# GIVEN REQUEST
All lines in the data bearing the string "PEREZ" should be identified and copied.

(Data excerpts)
* * *

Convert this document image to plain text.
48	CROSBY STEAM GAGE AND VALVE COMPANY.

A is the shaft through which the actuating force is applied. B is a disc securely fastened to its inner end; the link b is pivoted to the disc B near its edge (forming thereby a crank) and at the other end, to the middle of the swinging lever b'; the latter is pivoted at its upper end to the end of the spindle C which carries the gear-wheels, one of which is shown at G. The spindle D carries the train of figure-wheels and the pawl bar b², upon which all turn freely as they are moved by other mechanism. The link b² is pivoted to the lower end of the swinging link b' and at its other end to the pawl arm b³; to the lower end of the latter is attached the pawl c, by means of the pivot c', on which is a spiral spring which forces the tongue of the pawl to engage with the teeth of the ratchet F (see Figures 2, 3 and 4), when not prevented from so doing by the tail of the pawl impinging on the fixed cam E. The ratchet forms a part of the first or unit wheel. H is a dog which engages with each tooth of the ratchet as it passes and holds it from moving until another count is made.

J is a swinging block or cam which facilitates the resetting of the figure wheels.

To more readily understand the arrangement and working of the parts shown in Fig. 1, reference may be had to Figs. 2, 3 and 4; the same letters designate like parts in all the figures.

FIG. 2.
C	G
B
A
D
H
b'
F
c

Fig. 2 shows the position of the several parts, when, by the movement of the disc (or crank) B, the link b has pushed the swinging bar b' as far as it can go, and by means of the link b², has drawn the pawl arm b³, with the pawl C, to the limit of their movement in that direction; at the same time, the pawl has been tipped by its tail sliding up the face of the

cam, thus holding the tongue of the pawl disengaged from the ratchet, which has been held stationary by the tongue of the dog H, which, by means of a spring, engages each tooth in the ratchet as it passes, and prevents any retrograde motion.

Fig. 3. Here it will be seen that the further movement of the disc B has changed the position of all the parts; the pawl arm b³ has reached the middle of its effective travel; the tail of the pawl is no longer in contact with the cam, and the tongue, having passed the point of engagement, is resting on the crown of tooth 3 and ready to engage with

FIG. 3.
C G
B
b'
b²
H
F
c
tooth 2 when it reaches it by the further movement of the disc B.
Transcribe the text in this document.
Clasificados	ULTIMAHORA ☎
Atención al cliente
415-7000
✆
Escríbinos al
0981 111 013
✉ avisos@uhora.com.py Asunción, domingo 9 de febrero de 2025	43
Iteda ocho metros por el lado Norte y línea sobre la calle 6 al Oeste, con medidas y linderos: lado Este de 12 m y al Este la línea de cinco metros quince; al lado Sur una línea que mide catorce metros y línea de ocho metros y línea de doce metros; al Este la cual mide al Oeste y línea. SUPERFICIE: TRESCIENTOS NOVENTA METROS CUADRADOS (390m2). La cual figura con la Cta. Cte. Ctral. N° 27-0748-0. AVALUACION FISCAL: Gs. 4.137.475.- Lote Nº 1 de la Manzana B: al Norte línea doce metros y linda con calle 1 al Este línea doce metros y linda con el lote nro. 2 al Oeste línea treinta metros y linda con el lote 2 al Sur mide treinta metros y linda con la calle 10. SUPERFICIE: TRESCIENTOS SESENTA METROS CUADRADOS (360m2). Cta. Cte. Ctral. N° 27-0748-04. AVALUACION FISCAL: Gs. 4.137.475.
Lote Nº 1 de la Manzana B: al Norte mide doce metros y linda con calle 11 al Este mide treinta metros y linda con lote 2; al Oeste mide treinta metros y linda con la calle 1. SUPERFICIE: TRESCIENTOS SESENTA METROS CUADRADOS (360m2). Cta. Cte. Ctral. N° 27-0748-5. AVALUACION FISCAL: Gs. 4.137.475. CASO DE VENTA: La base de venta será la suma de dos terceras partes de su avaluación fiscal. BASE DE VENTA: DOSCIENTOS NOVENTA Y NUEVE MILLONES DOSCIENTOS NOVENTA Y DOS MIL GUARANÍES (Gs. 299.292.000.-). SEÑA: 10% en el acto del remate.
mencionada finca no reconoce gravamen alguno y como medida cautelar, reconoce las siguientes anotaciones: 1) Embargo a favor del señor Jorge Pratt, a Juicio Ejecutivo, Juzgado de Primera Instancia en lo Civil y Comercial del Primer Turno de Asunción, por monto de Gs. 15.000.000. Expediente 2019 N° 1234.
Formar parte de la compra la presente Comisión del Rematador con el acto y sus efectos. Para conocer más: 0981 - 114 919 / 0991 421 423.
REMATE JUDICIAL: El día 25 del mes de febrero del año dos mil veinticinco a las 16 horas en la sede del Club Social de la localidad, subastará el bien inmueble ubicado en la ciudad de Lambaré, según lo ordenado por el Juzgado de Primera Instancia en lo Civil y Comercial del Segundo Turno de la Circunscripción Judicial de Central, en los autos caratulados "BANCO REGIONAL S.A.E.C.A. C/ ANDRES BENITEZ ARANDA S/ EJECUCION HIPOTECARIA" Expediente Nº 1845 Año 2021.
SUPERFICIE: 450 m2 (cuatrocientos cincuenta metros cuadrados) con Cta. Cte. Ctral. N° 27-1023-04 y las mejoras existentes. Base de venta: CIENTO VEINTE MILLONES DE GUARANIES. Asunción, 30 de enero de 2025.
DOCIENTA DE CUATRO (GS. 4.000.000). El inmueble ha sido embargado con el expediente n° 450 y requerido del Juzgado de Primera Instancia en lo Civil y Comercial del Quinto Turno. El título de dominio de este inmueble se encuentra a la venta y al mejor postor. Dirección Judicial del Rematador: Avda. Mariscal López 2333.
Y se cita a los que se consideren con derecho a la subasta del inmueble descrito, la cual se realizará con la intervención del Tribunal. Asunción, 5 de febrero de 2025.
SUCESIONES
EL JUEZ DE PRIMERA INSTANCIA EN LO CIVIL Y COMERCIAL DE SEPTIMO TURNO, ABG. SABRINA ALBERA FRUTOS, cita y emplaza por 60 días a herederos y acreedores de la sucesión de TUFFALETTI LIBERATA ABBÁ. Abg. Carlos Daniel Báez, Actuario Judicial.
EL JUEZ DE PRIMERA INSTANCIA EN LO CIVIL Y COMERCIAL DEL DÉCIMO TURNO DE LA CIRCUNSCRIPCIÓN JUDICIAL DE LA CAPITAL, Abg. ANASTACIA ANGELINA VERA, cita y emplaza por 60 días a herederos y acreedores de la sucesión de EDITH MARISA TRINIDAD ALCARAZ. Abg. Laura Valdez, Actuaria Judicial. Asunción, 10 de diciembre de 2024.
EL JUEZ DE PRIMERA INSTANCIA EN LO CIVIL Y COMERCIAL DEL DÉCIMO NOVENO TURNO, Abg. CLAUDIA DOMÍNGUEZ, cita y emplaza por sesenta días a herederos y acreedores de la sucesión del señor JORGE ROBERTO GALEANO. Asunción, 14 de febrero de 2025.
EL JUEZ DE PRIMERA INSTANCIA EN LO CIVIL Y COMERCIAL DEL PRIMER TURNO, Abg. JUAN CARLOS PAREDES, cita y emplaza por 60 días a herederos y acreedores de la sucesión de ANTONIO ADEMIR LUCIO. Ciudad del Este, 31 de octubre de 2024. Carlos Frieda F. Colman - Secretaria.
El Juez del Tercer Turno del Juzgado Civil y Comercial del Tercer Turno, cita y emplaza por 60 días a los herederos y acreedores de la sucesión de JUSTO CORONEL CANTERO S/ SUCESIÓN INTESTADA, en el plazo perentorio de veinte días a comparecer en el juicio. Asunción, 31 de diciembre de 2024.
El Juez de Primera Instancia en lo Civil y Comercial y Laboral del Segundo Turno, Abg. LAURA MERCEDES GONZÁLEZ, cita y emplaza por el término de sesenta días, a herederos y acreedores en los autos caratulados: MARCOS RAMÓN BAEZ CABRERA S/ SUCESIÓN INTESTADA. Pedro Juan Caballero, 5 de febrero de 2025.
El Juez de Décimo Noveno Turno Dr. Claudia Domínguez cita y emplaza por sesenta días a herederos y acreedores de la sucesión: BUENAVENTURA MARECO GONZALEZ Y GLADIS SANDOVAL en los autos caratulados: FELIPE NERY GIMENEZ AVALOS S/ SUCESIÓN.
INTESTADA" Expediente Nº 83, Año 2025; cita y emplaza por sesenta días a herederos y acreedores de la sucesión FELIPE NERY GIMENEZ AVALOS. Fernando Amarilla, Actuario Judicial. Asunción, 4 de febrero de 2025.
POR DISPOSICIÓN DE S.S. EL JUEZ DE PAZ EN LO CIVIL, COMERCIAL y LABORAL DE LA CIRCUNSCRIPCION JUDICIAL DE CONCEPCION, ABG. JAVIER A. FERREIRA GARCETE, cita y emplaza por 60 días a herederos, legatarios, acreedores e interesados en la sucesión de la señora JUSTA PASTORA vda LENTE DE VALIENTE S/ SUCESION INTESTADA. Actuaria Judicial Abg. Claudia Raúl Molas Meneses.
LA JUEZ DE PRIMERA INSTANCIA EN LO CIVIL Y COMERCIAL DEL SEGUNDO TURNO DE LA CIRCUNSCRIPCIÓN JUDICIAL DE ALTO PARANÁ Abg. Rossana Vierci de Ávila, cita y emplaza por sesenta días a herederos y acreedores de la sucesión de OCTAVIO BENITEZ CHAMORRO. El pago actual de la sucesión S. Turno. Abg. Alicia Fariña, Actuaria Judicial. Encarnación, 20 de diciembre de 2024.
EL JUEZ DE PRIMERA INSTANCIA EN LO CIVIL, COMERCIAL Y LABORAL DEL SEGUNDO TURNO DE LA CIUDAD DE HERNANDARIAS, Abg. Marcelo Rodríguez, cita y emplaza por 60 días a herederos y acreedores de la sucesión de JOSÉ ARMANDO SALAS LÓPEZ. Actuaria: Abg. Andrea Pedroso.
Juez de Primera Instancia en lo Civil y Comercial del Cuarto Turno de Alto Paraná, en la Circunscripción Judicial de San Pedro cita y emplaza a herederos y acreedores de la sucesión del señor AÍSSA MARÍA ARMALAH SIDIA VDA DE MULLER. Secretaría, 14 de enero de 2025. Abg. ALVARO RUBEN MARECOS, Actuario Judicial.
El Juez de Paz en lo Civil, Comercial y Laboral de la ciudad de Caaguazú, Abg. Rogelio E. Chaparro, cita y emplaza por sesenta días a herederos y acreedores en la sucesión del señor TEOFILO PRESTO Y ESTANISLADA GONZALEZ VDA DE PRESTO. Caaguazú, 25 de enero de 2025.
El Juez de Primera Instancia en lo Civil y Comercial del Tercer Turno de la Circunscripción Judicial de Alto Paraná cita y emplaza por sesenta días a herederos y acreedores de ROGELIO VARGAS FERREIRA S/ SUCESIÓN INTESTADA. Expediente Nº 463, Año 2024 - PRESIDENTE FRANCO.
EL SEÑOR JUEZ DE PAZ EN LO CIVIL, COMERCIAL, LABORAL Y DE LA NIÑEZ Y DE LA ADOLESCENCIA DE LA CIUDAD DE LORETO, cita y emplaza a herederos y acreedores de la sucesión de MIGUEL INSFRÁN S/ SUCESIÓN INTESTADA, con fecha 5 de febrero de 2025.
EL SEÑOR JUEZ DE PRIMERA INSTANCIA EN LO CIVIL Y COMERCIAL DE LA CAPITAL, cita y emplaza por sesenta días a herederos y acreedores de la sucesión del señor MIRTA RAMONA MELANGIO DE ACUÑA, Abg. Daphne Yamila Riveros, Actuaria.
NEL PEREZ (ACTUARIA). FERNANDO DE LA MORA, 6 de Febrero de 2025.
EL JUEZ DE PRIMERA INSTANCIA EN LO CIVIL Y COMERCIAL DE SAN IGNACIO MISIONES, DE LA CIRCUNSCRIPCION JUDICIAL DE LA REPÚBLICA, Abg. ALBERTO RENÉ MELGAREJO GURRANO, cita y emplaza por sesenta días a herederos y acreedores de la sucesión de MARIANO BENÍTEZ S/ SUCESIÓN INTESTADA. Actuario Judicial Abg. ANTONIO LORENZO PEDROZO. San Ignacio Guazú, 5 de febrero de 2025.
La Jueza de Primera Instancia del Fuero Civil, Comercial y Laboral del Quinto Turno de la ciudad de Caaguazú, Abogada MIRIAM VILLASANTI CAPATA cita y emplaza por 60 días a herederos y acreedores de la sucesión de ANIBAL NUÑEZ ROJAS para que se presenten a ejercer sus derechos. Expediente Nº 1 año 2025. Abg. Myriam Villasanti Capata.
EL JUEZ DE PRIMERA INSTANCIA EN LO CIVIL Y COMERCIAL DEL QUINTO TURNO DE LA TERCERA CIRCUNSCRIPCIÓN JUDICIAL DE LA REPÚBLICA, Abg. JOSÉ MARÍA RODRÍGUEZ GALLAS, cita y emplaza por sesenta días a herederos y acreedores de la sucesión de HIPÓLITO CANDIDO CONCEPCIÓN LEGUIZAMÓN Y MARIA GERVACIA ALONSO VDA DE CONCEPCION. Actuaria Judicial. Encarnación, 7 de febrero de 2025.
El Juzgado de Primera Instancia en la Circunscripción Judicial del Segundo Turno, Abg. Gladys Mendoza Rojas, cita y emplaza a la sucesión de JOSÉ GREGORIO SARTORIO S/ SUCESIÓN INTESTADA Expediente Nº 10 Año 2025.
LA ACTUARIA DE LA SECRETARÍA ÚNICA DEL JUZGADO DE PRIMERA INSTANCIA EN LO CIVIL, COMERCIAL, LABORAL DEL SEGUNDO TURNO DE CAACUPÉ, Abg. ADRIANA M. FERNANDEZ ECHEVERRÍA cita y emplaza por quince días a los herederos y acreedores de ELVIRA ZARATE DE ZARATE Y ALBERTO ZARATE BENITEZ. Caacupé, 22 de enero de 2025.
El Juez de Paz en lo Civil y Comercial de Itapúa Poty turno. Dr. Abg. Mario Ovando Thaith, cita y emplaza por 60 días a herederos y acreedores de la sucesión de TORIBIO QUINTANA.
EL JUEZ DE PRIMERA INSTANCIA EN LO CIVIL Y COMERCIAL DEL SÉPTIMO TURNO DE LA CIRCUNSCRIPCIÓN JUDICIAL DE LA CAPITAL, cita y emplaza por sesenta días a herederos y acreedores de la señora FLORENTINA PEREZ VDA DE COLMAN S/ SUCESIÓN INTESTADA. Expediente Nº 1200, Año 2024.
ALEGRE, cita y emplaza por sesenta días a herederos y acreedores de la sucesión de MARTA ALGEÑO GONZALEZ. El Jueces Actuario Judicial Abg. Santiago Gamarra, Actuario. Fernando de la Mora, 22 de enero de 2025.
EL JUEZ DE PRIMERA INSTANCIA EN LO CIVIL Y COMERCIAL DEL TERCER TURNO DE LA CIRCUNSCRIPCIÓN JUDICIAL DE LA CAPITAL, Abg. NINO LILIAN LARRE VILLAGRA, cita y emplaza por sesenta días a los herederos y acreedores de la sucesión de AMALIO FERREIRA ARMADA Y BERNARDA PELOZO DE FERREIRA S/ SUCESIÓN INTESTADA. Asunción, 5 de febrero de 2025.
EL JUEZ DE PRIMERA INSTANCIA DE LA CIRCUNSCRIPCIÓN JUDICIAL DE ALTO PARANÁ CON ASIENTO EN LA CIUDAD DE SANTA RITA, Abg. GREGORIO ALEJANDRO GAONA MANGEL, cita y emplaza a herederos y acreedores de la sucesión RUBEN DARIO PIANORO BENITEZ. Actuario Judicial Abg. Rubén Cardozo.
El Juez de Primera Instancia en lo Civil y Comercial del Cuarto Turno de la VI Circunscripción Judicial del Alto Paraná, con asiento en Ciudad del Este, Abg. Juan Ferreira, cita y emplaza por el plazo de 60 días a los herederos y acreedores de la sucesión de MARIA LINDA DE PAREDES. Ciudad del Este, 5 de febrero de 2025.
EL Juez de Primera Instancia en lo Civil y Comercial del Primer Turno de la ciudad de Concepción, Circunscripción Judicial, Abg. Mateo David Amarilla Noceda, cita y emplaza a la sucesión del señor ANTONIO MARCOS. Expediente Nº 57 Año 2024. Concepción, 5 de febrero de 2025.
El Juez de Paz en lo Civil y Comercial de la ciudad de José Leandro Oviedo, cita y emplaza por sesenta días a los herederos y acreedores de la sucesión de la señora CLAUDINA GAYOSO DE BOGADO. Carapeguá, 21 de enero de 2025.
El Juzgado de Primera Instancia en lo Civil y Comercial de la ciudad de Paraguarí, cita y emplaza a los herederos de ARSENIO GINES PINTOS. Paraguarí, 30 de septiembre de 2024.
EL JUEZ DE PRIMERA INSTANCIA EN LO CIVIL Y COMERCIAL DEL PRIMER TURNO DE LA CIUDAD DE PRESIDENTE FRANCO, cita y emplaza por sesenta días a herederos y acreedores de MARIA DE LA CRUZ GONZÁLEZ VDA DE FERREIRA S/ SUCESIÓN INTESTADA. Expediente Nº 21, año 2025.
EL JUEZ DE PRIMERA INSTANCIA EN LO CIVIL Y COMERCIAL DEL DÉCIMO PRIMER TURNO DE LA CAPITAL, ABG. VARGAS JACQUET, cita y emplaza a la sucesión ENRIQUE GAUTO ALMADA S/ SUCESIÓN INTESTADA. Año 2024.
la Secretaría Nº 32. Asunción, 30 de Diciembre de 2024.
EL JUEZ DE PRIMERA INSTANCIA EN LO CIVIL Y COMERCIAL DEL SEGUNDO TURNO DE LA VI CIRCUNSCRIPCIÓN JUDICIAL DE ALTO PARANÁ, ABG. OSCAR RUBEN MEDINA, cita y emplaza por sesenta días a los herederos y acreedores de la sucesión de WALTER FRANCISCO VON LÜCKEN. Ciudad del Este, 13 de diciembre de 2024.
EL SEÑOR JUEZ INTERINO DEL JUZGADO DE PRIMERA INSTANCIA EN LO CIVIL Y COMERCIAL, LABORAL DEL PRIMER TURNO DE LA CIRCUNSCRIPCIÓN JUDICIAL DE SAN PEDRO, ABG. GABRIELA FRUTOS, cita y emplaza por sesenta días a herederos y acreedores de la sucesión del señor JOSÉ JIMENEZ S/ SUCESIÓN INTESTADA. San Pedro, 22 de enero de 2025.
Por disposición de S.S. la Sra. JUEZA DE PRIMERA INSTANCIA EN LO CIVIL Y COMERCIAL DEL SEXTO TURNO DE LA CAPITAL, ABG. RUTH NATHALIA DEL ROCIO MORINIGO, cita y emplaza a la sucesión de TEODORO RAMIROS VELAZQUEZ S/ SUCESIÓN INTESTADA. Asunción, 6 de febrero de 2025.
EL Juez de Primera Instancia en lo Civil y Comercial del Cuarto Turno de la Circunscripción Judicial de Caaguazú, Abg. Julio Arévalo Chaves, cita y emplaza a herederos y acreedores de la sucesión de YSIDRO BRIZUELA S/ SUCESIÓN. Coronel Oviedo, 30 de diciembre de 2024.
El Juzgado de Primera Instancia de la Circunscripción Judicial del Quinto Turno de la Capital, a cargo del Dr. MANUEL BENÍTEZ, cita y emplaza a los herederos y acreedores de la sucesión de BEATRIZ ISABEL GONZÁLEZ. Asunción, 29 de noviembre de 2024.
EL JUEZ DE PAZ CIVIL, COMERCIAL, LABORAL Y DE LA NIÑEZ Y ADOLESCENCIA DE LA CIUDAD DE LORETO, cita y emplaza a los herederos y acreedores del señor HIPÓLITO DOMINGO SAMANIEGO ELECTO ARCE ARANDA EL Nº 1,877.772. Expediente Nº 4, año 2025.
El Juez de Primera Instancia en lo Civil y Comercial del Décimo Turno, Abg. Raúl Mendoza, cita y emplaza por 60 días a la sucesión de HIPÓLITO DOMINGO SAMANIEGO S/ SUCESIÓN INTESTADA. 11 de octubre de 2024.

* * *

# TASK RESULT
NEL PEREZ (ACTUARIA). FERNANDO DE LA MORA, 6 de Febrero de 2025.
EL JUEZ DE PRIMERA INSTANCIA EN LO CIVIL Y COMERCIAL DEL SÉPTIMO TURNO DE LA CIRCUNSCRIPCIÓN JUDICIAL DE LA CAPITAL, cita y emplaza por sesenta días a herederos y acreedores de la señora FLORENTINA PEREZ VDA DE COLMAN S/ SUCESIÓN INTESTADA. Expediente Nº 1200, Año 2024.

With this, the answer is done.